Material for this task:
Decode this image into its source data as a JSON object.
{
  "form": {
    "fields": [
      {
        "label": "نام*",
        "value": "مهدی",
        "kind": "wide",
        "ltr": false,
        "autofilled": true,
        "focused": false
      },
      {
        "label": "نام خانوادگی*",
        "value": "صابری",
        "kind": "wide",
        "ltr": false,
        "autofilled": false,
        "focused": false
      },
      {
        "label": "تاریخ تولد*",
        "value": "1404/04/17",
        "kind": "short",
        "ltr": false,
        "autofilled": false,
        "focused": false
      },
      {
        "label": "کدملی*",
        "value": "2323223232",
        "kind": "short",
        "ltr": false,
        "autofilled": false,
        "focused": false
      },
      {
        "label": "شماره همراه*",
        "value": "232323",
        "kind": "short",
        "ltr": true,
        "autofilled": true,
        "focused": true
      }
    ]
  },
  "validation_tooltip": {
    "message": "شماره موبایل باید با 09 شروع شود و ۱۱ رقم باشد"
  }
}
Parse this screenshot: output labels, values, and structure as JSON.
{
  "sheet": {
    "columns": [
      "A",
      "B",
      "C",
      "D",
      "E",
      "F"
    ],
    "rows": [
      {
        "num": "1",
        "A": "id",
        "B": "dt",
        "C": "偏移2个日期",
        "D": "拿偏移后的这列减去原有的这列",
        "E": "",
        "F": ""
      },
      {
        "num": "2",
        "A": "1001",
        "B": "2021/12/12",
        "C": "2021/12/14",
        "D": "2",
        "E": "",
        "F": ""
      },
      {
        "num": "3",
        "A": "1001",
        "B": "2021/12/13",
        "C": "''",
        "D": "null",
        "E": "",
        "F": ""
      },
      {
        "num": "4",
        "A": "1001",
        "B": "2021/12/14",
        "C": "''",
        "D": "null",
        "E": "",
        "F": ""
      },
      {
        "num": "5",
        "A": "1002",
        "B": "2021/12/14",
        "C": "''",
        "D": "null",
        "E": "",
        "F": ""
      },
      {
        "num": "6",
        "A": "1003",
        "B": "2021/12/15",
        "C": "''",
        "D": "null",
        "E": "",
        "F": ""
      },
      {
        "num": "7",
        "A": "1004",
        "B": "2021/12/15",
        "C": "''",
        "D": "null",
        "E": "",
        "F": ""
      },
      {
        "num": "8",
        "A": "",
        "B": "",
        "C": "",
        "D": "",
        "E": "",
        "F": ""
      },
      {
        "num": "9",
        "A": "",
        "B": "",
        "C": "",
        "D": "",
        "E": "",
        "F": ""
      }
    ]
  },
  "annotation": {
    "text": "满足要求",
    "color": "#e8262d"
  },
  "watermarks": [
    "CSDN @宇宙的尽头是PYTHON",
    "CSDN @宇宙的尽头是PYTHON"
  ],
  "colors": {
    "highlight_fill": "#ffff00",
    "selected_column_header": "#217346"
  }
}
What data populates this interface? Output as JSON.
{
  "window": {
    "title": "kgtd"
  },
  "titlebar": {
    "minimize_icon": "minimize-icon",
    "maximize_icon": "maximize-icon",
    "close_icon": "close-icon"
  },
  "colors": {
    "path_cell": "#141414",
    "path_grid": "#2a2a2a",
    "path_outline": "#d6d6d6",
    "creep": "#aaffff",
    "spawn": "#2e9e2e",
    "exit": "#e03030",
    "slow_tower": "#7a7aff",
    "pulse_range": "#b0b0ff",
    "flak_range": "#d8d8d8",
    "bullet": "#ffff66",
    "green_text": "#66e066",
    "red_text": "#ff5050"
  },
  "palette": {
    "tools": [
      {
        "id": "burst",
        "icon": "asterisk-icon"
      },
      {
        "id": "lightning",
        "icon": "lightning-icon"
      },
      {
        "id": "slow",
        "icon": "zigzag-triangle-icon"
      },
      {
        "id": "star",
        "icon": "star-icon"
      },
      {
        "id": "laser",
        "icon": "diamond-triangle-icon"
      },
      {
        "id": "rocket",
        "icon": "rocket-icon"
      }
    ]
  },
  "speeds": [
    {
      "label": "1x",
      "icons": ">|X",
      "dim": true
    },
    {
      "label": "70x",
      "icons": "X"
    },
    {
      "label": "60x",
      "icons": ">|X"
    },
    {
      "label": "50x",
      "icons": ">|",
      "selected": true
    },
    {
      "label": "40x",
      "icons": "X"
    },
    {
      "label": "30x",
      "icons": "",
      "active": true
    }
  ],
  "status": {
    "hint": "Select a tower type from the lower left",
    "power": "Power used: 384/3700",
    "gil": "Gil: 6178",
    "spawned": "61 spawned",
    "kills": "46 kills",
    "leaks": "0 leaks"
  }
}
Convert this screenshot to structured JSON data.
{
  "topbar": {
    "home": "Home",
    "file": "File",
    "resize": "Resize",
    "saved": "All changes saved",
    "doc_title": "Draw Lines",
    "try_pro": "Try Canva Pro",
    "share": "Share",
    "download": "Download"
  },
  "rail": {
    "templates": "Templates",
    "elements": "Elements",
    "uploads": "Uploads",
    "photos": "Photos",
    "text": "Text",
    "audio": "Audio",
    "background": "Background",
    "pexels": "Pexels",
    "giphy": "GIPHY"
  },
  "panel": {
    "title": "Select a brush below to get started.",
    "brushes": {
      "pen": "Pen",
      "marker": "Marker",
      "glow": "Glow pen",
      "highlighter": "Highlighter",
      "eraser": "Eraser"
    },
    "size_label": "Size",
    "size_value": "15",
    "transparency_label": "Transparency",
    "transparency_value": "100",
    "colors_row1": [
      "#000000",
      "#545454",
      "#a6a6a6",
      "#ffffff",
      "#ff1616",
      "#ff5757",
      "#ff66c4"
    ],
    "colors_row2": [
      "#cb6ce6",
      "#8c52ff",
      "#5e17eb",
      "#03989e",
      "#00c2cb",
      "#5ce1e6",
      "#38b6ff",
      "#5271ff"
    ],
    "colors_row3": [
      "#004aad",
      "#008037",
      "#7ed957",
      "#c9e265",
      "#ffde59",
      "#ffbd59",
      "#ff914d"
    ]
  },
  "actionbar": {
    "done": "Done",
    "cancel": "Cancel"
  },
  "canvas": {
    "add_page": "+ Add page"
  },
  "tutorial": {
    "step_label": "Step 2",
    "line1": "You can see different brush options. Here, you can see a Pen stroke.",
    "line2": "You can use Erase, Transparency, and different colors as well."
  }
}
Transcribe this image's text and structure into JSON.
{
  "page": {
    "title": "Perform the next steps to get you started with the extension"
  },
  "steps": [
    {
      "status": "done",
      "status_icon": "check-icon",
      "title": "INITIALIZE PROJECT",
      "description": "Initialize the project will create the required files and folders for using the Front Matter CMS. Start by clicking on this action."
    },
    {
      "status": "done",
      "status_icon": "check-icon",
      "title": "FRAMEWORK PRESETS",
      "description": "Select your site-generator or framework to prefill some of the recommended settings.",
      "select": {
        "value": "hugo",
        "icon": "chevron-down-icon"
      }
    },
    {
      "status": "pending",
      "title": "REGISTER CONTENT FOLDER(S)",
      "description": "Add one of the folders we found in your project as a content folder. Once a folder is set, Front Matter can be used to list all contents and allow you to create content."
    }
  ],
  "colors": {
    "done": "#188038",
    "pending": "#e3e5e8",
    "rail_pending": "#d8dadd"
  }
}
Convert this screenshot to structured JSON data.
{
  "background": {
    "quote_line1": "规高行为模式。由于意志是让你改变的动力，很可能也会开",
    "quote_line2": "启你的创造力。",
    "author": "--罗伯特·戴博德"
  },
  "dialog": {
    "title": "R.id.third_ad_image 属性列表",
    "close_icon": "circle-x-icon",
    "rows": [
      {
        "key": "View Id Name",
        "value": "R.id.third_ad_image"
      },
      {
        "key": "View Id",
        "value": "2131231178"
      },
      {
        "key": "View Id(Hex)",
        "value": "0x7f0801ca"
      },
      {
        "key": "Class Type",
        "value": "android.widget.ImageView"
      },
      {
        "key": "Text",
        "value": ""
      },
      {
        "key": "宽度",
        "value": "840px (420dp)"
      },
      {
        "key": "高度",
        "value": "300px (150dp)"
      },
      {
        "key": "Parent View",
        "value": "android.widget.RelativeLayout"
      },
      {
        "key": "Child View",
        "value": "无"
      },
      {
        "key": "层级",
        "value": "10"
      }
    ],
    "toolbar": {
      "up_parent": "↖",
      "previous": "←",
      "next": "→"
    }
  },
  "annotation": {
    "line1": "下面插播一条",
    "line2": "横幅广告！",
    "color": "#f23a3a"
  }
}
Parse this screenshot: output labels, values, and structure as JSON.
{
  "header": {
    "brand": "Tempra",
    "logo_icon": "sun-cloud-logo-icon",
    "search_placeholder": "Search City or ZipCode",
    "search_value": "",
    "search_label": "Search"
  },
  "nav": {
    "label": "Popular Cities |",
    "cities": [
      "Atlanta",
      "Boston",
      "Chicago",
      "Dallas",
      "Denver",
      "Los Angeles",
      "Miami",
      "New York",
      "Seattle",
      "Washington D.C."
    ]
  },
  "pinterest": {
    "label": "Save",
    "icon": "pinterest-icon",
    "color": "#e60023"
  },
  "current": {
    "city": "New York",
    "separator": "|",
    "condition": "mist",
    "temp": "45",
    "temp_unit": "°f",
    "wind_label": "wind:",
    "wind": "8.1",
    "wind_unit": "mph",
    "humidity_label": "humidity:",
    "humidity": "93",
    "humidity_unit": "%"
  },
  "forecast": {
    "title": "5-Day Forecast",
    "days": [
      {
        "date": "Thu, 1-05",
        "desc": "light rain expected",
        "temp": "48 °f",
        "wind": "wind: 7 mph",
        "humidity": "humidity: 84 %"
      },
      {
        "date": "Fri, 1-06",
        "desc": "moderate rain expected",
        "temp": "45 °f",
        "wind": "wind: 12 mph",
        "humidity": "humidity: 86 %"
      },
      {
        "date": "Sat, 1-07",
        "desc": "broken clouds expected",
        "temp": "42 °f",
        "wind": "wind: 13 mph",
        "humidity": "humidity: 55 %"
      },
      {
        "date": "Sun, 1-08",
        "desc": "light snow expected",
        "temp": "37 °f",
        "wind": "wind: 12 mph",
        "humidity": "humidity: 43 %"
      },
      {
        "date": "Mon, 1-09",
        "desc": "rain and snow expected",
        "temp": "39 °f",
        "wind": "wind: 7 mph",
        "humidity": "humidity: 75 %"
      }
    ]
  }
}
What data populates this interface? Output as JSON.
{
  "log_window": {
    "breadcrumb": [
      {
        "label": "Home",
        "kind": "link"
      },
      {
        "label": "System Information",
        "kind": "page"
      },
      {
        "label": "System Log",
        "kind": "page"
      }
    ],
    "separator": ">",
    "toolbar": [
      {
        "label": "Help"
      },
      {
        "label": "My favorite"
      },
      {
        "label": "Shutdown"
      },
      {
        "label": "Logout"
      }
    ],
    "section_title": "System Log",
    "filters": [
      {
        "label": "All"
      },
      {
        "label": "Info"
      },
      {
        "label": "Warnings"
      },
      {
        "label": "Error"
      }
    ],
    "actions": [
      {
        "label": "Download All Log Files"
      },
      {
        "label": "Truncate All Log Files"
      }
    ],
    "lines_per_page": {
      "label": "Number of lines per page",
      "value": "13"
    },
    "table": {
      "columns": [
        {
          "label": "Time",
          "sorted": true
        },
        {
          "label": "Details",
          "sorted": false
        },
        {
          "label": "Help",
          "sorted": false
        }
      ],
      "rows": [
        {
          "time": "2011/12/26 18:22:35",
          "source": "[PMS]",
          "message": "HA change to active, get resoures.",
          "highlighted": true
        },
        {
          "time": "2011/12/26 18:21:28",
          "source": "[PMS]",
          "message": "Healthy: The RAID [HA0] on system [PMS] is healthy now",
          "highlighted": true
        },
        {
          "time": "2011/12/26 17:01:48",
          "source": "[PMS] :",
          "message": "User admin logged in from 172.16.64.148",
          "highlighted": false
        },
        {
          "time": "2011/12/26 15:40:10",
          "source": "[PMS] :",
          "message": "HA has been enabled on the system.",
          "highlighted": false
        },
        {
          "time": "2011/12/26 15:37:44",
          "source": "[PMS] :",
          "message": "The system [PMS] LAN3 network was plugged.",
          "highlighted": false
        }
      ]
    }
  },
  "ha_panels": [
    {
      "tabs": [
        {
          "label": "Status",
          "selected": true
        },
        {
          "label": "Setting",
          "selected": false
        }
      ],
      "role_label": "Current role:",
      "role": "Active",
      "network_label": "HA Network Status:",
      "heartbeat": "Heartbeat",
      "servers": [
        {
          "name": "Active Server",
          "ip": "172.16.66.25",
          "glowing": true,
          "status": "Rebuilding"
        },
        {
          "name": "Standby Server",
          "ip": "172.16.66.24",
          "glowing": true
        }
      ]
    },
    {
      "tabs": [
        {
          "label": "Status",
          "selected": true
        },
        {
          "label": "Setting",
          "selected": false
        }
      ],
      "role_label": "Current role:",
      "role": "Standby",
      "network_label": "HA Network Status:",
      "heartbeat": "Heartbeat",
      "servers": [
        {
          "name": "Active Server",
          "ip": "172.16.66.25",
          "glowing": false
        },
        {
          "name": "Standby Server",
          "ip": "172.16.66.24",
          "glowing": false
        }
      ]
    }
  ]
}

Problem requirements:
Look above for every line with the word "background" and copy it.

Full output:
    "background": "Background",
  "background": {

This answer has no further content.